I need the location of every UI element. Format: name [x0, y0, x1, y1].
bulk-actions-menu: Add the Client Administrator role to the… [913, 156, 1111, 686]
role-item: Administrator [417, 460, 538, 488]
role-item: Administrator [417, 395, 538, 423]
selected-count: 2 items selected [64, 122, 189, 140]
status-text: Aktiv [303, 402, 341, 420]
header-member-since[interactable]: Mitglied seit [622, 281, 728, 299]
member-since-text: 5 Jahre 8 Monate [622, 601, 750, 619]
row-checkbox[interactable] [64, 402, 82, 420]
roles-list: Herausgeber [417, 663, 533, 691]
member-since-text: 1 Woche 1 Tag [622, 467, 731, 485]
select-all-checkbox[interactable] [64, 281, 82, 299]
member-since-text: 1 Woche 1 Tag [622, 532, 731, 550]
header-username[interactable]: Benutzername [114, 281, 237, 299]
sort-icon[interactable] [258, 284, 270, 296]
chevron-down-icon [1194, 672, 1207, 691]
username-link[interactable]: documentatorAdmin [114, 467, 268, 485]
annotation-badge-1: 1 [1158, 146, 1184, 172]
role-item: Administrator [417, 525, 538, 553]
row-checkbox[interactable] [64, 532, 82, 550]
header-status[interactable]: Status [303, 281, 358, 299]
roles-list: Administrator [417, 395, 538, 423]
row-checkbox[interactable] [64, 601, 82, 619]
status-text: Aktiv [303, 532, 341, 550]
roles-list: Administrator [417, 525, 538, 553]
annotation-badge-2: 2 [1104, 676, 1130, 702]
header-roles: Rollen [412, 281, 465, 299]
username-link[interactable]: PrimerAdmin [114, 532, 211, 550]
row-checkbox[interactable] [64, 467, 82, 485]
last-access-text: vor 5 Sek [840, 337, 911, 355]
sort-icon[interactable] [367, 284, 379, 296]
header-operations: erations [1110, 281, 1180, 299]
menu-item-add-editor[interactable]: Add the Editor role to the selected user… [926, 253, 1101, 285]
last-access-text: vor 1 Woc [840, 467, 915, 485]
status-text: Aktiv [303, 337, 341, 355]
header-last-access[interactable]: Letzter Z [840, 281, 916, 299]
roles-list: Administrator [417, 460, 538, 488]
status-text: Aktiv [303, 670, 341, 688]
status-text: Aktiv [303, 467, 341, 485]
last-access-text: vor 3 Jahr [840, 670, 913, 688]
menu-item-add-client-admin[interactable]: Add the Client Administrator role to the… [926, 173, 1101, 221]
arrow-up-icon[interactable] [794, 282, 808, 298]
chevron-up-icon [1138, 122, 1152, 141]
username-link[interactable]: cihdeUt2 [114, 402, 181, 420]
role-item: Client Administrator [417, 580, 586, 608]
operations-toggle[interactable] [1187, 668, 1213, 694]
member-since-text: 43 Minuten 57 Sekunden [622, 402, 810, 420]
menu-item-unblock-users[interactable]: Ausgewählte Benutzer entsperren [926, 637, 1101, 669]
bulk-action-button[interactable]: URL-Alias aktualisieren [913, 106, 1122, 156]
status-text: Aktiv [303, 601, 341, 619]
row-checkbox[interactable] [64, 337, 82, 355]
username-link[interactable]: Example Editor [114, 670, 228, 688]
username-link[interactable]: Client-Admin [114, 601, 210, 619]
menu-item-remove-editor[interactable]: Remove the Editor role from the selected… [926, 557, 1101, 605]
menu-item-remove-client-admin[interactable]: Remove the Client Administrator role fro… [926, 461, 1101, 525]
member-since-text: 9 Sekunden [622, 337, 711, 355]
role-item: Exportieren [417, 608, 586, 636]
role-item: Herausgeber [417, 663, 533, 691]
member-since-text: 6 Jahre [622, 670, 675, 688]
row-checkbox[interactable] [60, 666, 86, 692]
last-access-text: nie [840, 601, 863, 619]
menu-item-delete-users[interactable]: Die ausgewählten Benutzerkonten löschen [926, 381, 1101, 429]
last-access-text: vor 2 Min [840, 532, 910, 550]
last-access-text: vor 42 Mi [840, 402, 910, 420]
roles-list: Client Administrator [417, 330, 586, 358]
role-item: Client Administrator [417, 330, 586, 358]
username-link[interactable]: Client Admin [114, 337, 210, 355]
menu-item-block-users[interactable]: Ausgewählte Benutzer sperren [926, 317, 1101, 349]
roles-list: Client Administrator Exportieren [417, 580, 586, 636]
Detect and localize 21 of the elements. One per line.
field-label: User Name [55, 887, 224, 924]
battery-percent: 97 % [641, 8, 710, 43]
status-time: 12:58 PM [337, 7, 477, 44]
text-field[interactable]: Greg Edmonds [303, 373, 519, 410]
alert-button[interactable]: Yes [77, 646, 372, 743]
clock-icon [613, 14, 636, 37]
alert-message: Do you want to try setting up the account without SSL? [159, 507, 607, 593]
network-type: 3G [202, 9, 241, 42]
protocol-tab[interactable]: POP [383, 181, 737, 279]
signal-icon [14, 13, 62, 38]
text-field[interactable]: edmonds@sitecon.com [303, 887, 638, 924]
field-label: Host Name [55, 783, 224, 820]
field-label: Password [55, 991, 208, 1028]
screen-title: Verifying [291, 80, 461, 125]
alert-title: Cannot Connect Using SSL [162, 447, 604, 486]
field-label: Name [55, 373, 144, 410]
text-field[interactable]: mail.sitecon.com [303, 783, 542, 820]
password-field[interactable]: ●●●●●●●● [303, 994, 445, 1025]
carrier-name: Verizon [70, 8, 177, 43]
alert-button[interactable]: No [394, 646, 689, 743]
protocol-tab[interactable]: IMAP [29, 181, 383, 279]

#### Goal of the exercise:
Copy out all of the records line for line, with no changes.

#### Final result:
I need the location of every UI element. Format: name [x0, y0, x1, y1].
bulk-actions-menu: Add the Client Administrator role to the… [913, 156, 1111, 686]
role-item: Administrator [417, 460, 538, 488]
role-item: Administrator [417, 395, 538, 423]
selected-count: 2 items selected [64, 122, 189, 140]
status-text: Aktiv [303, 402, 341, 420]
header-member-since[interactable]: Mitglied seit [622, 281, 728, 299]
member-since-text: 5 Jahre 8 Monate [622, 601, 750, 619]
row-checkbox[interactable] [64, 402, 82, 420]
roles-list: Herausgeber [417, 663, 533, 691]
member-since-text: 1 Woche 1 Tag [622, 467, 731, 485]
select-all-checkbox[interactable] [64, 281, 82, 299]
member-since-text: 1 Woche 1 Tag [622, 532, 731, 550]
header-username[interactable]: Benutzername [114, 281, 237, 299]
sort-icon[interactable] [258, 284, 270, 296]
chevron-down-icon [1194, 672, 1207, 691]
username-link[interactable]: documentatorAdmin [114, 467, 268, 485]
annotation-badge-1: 1 [1158, 146, 1184, 172]
role-item: Administrator [417, 525, 538, 553]
row-checkbox[interactable] [64, 532, 82, 550]
header-status[interactable]: Status [303, 281, 358, 299]
roles-list: Administrator [417, 395, 538, 423]
row-checkbox[interactable] [64, 601, 82, 619]
status-text: Aktiv [303, 532, 341, 550]
roles-list: Administrator [417, 525, 538, 553]
annotation-badge-2: 2 [1104, 676, 1130, 702]
header-roles: Rollen [412, 281, 465, 299]
username-link[interactable]: PrimerAdmin [114, 532, 211, 550]
row-checkbox[interactable] [64, 467, 82, 485]
last-access-text: vor 5 Sek [840, 337, 911, 355]
sort-icon[interactable] [367, 284, 379, 296]
header-operations: erations [1110, 281, 1180, 299]
menu-item-add-editor[interactable]: Add the Editor role to the selected user… [926, 253, 1101, 285]
last-access-text: vor 1 Woc [840, 467, 915, 485]
status-text: Aktiv [303, 337, 341, 355]
header-last-access[interactable]: Letzter Z [840, 281, 916, 299]
roles-list: Administrator [417, 460, 538, 488]
status-text: Aktiv [303, 670, 341, 688]
status-text: Aktiv [303, 467, 341, 485]
last-access-text: vor 3 Jahr [840, 670, 913, 688]
menu-item-add-client-admin[interactable]: Add the Client Administrator role to the… [926, 173, 1101, 221]
arrow-up-icon[interactable] [794, 282, 808, 298]
chevron-up-icon [1138, 122, 1152, 141]
username-link[interactable]: cihdeUt2 [114, 402, 181, 420]
role-item: Client Administrator [417, 580, 586, 608]
operations-toggle[interactable] [1187, 668, 1213, 694]
member-since-text: 43 Minuten 57 Sekunden [622, 402, 810, 420]
menu-item-unblock-users[interactable]: Ausgewählte Benutzer entsperren [926, 637, 1101, 669]
bulk-action-button[interactable]: URL-Alias aktualisieren [913, 106, 1122, 156]
status-text: Aktiv [303, 601, 341, 619]
row-checkbox[interactable] [64, 337, 82, 355]
username-link[interactable]: Example Editor [114, 670, 228, 688]
username-link[interactable]: Client-Admin [114, 601, 210, 619]
menu-item-remove-editor[interactable]: Remove the Editor role from the selected… [926, 557, 1101, 605]
menu-item-remove-client-admin[interactable]: Remove the Client Administrator role fro… [926, 461, 1101, 525]
member-since-text: 9 Sekunden [622, 337, 711, 355]
role-item: Exportieren [417, 608, 586, 636]
role-item: Herausgeber [417, 663, 533, 691]
member-since-text: 6 Jahre [622, 670, 675, 688]
row-checkbox[interactable] [60, 666, 86, 692]
last-access-text: nie [840, 601, 863, 619]
menu-item-delete-users[interactable]: Die ausgewählten Benutzerkonten löschen [926, 381, 1101, 429]
last-access-text: vor 2 Min [840, 532, 910, 550]
last-access-text: vor 42 Mi [840, 402, 910, 420]
roles-list: Client Administrator [417, 330, 586, 358]
role-item: Client Administrator [417, 330, 586, 358]
username-link[interactable]: Client Admin [114, 337, 210, 355]
menu-item-block-users[interactable]: Ausgewählte Benutzer sperren [926, 317, 1101, 349]
roles-list: Client Administrator Exportieren [417, 580, 586, 636]
Detect and localize 21 of the elements. One per line.
field-label: User Name [55, 887, 224, 924]
battery-percent: 97 % [641, 8, 710, 43]
status-time: 12:58 PM [337, 7, 477, 44]
text-field[interactable]: Greg Edmonds [303, 373, 519, 410]
alert-button[interactable]: Yes [77, 646, 372, 743]
clock-icon [613, 14, 636, 37]
alert-message: Do you want to try setting up the account without SSL? [159, 507, 607, 593]
network-type: 3G [202, 9, 241, 42]
protocol-tab[interactable]: POP [383, 181, 737, 279]
signal-icon [14, 13, 62, 38]
text-field[interactable]: edmonds@sitecon.com [303, 887, 638, 924]
field-label: Host Name [55, 783, 224, 820]
field-label: Password [55, 991, 208, 1028]
screen-title: Verifying [291, 80, 461, 125]
alert-title: Cannot Connect Using SSL [162, 447, 604, 486]
field-label: Name [55, 373, 144, 410]
text-field[interactable]: mail.sitecon.com [303, 783, 542, 820]
password-field[interactable]: ●●●●●●●● [303, 994, 445, 1025]
carrier-name: Verizon [70, 8, 177, 43]
alert-button[interactable]: No [394, 646, 689, 743]
protocol-tab[interactable]: IMAP [29, 181, 383, 279]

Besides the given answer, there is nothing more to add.